→ Exercise aim: Which lines below contain the word "Nefrektomi"? Report each of those lines, counting only matches with the same case.

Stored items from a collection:
____

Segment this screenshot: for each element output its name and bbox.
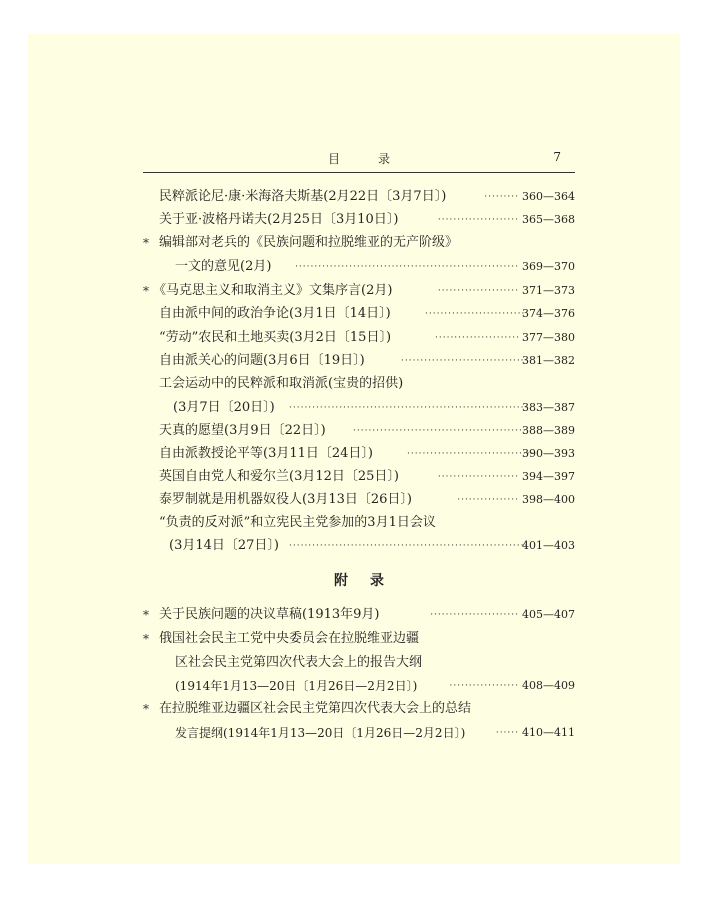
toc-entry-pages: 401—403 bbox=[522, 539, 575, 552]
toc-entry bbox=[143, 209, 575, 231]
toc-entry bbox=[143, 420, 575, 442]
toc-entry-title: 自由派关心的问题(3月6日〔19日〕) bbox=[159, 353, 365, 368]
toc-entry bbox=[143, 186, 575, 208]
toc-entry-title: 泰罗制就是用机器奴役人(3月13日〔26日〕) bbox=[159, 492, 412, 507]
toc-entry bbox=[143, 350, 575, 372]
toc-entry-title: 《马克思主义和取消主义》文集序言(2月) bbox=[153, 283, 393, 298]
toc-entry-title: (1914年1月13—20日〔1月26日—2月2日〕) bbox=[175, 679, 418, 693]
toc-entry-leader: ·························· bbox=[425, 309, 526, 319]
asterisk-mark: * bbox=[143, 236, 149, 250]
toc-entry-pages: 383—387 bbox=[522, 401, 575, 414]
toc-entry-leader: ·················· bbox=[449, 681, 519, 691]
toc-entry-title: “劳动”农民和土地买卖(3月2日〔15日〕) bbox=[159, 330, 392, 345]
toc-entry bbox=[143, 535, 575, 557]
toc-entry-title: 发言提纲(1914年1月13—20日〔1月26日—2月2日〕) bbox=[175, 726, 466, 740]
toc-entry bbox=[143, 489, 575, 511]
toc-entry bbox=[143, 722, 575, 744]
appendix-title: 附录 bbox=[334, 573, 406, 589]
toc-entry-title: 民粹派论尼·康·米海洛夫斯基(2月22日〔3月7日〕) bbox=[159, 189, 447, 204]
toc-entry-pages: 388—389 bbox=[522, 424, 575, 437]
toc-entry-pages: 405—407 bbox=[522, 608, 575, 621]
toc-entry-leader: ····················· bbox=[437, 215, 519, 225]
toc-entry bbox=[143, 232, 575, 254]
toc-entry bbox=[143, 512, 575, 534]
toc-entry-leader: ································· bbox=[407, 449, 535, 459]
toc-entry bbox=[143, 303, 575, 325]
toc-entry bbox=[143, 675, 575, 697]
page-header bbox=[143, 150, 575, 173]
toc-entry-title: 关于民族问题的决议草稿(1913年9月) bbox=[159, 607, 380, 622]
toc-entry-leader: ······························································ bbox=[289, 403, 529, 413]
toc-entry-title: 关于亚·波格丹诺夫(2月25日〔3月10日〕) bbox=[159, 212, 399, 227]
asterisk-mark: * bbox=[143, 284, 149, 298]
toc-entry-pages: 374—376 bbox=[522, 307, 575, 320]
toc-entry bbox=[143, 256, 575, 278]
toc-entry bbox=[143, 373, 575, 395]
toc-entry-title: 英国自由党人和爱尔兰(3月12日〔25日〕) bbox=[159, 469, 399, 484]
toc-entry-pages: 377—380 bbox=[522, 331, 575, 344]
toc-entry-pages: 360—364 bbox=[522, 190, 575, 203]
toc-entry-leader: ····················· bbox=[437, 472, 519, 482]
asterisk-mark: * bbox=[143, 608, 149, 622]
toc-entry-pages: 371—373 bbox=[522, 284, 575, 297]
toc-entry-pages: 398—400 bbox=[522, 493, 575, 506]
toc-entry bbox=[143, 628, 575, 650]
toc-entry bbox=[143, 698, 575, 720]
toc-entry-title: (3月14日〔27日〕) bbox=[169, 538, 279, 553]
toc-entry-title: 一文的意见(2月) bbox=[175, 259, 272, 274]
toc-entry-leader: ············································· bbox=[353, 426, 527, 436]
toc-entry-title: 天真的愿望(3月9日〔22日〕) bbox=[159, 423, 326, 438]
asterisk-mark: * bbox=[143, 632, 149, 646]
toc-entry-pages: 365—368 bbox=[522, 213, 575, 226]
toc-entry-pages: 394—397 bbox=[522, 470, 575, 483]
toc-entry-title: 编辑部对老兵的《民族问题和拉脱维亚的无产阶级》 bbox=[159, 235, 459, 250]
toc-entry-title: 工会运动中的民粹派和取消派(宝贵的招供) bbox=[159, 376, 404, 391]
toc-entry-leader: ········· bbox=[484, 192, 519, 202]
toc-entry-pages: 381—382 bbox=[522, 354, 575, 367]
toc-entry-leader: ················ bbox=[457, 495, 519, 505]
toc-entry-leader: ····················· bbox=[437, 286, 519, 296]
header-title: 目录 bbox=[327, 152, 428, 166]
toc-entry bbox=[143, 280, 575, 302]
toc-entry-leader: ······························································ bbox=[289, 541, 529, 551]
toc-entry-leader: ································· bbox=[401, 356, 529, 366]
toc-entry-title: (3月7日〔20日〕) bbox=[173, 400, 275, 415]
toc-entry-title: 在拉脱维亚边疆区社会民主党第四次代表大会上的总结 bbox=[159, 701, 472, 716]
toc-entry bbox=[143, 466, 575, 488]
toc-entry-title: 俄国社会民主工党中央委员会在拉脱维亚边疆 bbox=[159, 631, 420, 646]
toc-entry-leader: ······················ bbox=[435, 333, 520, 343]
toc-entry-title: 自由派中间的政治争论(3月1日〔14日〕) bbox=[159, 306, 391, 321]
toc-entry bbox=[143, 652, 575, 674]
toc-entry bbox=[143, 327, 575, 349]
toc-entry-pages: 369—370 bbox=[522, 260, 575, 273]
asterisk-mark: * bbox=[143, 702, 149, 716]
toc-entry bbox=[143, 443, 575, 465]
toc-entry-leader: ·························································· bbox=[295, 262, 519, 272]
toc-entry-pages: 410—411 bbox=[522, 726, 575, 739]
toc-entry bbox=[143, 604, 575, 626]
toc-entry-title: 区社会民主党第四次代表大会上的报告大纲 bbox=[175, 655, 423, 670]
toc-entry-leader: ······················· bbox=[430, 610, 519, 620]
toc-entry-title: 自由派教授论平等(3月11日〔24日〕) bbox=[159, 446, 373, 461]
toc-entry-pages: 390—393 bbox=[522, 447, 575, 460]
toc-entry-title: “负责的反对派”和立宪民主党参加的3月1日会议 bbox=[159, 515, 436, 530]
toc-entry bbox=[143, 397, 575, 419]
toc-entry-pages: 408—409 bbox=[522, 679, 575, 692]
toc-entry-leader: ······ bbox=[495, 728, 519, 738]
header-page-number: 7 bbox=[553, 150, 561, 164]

____

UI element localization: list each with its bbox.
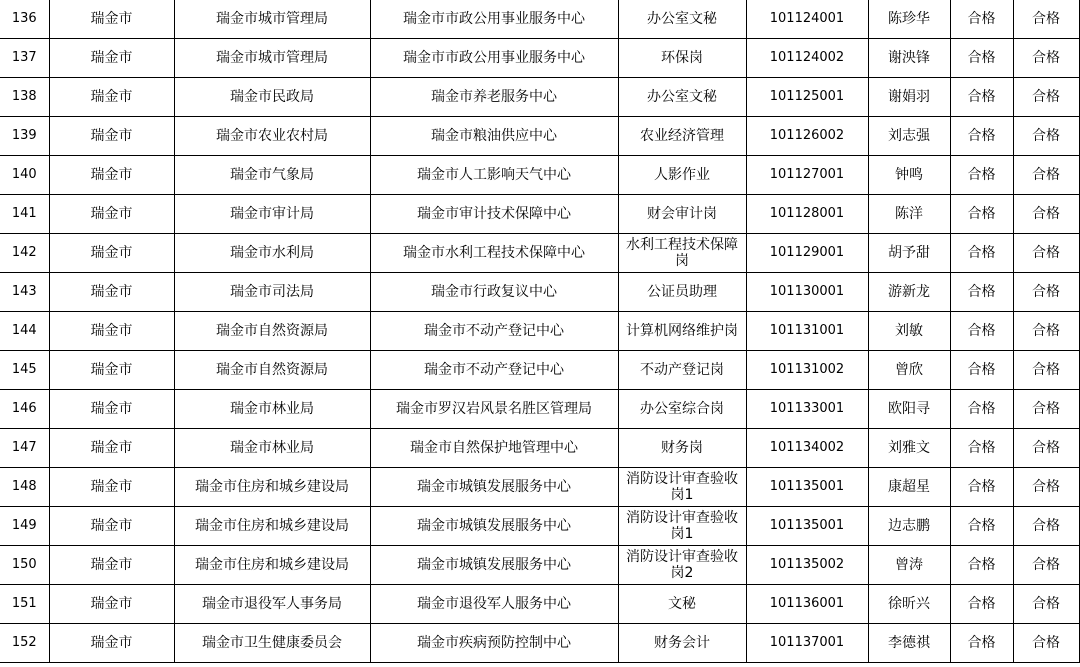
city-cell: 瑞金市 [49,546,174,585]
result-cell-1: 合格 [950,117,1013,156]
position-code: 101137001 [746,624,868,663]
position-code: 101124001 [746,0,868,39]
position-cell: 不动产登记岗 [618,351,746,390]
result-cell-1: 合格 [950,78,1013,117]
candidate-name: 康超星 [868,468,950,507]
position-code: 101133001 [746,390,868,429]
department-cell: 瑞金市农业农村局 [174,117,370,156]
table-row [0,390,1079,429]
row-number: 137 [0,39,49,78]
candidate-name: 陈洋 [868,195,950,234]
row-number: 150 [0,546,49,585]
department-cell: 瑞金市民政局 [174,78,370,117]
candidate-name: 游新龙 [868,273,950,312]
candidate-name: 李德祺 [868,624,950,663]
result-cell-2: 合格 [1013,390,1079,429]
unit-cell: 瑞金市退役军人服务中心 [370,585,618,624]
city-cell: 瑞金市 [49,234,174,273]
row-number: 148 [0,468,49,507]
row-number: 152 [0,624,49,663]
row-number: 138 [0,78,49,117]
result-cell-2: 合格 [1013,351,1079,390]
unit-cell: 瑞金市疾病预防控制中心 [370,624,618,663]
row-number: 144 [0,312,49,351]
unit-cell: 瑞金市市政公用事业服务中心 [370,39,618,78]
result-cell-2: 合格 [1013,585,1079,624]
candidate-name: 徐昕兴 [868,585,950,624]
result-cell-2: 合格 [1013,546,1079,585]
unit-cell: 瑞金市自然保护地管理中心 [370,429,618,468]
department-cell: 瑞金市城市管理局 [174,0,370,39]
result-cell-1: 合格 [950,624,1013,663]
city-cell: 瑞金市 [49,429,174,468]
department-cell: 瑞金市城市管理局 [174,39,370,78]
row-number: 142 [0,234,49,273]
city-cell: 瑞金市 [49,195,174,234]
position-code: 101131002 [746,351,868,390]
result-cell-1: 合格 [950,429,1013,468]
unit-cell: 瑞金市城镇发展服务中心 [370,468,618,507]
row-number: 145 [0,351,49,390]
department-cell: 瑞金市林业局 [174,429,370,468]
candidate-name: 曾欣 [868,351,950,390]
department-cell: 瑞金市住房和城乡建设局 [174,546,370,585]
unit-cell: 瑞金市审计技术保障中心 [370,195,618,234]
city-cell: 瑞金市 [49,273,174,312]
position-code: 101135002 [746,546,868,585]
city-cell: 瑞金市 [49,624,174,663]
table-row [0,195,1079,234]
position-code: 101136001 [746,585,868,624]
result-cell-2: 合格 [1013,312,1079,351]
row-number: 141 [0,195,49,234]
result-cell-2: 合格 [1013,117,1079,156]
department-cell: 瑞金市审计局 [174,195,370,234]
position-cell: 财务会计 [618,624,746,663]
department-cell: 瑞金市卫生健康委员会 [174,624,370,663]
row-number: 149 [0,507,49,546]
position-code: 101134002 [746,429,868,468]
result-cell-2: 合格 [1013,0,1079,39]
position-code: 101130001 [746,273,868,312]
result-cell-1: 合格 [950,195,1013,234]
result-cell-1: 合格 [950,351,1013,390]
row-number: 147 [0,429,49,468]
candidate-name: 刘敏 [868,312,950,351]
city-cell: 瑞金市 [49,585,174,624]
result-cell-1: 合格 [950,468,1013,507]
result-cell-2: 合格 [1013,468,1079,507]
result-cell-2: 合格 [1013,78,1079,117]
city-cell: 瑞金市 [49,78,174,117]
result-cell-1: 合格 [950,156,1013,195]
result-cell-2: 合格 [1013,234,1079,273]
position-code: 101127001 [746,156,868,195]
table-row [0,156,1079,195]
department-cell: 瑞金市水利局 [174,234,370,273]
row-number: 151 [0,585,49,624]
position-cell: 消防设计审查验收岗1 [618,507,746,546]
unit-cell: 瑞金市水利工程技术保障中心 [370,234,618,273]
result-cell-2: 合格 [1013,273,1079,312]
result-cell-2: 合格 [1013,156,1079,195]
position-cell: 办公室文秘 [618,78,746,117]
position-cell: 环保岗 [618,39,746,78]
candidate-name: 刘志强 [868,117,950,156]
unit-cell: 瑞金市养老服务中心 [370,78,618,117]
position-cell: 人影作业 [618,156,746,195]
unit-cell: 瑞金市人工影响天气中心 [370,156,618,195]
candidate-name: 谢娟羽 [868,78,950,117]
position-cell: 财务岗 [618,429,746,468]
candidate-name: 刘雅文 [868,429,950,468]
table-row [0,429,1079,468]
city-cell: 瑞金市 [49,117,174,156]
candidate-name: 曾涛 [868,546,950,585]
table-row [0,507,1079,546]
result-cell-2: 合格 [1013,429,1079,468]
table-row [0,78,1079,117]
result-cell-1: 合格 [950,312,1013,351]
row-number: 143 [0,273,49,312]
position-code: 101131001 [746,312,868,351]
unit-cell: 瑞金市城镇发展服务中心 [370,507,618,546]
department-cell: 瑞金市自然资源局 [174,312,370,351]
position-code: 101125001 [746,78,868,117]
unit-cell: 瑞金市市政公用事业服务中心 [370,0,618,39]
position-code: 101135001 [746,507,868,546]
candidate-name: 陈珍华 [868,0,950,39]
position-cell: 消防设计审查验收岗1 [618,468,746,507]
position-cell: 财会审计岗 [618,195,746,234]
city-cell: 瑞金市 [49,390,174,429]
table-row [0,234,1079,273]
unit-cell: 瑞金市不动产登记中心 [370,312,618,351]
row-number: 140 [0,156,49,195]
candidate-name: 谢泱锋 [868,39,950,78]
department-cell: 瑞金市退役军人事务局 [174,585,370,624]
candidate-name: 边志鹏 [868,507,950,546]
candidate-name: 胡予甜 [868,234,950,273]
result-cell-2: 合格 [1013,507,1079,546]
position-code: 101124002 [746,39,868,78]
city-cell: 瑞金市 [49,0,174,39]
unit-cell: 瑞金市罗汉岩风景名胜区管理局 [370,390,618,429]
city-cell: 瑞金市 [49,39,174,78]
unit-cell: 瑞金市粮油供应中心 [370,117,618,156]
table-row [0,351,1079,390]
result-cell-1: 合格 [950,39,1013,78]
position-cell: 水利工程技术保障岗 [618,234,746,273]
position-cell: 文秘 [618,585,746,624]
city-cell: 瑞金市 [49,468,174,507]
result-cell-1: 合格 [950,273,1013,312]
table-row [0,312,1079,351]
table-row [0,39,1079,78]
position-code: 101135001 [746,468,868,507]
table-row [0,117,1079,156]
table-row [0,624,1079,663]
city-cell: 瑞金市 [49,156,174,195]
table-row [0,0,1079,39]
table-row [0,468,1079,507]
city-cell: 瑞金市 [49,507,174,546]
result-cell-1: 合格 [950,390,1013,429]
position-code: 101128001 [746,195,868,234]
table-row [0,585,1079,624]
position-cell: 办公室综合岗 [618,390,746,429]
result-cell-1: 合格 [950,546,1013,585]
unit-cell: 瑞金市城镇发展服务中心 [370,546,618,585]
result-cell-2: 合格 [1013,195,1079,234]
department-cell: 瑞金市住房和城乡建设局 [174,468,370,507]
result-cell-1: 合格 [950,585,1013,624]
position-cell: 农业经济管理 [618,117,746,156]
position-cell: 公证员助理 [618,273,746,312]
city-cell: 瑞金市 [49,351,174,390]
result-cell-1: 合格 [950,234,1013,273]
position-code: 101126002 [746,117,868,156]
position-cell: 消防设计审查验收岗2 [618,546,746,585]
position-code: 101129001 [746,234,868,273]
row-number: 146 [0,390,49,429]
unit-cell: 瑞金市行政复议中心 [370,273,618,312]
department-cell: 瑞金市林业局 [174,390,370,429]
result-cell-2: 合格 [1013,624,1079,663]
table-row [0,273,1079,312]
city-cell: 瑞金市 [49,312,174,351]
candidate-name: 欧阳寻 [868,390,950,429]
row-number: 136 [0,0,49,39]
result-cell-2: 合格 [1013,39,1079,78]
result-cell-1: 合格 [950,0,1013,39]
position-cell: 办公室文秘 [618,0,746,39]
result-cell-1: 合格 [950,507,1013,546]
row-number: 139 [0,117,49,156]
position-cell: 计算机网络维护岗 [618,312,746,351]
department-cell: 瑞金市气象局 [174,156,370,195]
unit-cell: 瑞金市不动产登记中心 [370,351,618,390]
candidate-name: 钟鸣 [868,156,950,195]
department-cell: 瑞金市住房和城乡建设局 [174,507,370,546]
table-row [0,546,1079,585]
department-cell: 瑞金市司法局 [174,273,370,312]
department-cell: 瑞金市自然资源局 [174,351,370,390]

____

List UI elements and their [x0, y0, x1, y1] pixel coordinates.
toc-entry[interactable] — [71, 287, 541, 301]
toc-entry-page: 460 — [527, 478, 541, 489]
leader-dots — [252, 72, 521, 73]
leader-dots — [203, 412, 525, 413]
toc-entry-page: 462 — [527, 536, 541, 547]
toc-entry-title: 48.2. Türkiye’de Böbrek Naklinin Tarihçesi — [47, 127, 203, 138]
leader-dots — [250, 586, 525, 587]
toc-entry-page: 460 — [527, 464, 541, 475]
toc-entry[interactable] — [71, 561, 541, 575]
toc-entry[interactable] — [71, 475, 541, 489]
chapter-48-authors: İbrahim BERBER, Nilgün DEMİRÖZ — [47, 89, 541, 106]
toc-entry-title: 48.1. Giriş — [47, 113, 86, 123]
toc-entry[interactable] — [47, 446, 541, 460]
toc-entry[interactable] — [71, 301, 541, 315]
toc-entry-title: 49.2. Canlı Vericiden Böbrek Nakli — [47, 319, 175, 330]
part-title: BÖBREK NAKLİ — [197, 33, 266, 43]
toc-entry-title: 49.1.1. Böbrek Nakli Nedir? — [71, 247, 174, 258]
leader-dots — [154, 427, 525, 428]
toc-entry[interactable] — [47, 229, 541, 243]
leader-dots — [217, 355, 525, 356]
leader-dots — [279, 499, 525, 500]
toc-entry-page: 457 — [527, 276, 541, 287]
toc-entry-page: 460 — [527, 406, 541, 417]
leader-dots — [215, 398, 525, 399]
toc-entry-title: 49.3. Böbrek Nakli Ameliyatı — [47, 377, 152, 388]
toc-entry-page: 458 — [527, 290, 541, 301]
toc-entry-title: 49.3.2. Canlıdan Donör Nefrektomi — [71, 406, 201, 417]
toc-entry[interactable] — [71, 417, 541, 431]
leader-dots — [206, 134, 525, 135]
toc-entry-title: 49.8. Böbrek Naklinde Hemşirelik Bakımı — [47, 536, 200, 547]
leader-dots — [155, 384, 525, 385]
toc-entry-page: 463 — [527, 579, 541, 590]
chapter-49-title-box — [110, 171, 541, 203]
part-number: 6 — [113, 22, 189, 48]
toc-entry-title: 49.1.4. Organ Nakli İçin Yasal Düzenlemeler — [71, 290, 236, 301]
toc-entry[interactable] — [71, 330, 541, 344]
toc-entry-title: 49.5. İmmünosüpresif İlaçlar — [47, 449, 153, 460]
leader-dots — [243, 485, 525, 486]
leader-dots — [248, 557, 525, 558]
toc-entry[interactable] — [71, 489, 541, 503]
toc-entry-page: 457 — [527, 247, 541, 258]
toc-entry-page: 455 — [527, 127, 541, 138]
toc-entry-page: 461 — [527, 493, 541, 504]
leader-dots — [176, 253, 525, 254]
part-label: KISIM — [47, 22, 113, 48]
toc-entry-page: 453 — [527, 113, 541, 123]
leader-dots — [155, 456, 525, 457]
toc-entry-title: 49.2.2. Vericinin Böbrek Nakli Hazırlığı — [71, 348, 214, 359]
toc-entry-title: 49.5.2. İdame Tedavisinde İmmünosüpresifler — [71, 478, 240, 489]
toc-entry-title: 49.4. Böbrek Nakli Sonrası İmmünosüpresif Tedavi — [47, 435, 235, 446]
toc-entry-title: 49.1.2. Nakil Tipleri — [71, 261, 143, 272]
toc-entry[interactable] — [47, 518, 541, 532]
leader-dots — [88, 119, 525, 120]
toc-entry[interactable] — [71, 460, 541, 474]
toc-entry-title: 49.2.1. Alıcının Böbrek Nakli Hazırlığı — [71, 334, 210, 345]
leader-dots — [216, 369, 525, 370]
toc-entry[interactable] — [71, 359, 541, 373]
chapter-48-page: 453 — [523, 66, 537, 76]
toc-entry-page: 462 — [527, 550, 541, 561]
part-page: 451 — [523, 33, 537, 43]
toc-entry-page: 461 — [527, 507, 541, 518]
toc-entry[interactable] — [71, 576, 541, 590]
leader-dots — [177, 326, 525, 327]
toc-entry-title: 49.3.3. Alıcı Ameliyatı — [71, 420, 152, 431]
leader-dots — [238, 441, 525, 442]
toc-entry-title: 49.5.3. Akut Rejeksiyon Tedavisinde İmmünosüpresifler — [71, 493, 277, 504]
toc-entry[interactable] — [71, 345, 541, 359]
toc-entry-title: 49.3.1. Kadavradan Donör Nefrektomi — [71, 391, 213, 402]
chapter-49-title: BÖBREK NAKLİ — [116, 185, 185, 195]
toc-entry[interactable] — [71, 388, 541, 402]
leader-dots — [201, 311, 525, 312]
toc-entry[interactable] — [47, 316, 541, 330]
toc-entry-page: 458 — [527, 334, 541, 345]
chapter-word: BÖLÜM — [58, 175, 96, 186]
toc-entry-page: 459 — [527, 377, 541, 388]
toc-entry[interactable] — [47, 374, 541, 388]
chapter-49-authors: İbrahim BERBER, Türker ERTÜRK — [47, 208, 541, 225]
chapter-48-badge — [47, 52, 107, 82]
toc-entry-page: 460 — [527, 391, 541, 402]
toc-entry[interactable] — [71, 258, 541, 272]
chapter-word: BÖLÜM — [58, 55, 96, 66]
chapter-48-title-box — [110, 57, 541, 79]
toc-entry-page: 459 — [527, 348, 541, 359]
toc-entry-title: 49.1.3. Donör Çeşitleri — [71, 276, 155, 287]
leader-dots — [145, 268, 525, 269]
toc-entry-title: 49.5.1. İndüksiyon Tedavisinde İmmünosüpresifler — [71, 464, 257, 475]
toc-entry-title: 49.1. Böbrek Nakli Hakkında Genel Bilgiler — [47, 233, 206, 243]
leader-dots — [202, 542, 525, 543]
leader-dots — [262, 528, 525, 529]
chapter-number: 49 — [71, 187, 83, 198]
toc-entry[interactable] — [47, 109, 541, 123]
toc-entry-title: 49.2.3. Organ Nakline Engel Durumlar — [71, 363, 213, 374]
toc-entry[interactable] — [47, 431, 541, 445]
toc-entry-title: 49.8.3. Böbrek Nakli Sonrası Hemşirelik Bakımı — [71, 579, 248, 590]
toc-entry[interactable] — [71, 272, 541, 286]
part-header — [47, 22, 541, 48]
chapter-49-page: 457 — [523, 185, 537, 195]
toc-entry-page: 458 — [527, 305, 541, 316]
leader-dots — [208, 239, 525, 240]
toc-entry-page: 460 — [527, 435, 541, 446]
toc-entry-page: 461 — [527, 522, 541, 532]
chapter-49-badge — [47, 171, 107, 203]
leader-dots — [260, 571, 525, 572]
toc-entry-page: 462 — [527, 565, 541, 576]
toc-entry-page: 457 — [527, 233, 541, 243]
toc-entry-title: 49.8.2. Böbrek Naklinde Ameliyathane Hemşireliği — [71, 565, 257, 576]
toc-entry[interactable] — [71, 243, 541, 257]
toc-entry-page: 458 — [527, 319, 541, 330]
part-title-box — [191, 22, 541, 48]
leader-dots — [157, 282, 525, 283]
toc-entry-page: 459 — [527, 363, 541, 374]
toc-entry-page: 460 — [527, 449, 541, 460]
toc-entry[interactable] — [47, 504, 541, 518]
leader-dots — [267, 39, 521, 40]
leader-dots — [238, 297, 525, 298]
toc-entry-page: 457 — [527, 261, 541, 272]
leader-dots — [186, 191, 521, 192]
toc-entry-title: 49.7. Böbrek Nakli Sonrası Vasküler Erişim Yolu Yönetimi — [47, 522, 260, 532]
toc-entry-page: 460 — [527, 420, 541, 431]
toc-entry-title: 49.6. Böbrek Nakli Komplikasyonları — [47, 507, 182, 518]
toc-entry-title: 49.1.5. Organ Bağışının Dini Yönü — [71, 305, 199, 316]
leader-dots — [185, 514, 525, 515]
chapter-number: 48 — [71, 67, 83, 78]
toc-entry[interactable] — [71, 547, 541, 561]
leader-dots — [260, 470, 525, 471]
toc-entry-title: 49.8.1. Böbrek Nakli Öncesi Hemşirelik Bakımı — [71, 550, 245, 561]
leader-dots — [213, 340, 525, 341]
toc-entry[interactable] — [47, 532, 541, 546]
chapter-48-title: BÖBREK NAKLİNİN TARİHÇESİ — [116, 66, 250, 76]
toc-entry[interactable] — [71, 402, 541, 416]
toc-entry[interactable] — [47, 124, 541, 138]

____

→ Exercise output:
toc-entry-title: 49.3.2. Canlıdan Donör Nefrektomi — [71, 406, 201, 417]
toc-entry-title: 49.3.1. Kadavradan Donör Nefrektomi — [71, 391, 213, 402]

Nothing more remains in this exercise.